> [Task]: Which lines have the string "this"? Copy all of them from the entries below.

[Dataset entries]
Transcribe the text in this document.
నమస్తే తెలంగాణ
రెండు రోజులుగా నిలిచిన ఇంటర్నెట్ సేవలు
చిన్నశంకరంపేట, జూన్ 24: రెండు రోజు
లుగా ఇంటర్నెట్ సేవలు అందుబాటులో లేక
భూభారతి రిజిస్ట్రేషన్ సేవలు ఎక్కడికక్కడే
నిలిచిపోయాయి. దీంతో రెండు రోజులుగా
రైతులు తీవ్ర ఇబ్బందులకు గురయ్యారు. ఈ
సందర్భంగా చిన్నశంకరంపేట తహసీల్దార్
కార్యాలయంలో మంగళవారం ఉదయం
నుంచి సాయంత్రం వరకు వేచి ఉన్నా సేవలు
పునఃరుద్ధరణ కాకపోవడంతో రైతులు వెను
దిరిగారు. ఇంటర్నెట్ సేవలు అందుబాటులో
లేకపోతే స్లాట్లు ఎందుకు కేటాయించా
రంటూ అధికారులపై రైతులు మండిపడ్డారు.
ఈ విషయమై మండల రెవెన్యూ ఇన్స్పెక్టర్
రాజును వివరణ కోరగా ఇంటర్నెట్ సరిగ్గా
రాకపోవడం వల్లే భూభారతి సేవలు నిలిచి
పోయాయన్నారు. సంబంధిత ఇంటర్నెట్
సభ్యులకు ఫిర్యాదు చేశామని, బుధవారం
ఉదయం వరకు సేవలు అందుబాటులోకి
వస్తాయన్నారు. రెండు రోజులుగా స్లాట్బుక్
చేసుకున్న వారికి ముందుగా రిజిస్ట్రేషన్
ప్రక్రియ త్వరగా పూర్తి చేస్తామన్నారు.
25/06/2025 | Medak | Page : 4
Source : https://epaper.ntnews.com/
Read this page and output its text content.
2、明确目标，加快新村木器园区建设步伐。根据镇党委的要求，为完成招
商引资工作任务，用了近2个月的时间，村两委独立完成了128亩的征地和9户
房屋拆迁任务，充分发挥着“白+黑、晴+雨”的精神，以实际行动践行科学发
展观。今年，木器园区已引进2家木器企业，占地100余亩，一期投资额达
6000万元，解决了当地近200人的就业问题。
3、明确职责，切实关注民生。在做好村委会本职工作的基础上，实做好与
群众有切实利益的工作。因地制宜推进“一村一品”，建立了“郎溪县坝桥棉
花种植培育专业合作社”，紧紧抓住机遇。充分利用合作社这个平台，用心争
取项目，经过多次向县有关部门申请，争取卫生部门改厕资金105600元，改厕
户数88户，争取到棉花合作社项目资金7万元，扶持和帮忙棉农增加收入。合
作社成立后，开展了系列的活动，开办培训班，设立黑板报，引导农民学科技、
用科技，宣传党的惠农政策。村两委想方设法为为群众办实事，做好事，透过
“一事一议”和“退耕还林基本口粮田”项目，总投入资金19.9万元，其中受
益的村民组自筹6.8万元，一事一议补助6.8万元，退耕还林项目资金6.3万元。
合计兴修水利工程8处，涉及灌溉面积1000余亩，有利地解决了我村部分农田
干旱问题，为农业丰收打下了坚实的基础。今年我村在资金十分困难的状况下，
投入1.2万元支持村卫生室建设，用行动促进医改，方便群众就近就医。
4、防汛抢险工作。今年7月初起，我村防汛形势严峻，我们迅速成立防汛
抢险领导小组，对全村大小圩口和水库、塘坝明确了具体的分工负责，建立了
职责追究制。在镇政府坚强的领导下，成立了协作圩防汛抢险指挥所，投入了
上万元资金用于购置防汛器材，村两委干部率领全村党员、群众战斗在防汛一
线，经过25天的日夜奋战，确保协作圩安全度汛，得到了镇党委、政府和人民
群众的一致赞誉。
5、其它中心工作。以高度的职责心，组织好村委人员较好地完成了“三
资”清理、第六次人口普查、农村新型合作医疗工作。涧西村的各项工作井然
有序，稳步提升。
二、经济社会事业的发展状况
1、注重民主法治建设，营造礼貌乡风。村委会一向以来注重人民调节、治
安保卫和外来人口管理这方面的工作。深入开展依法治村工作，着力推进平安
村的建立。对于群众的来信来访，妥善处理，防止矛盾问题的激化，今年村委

> [Exercise output]:
Transcribe the text in this document.
Read this page and output its text content.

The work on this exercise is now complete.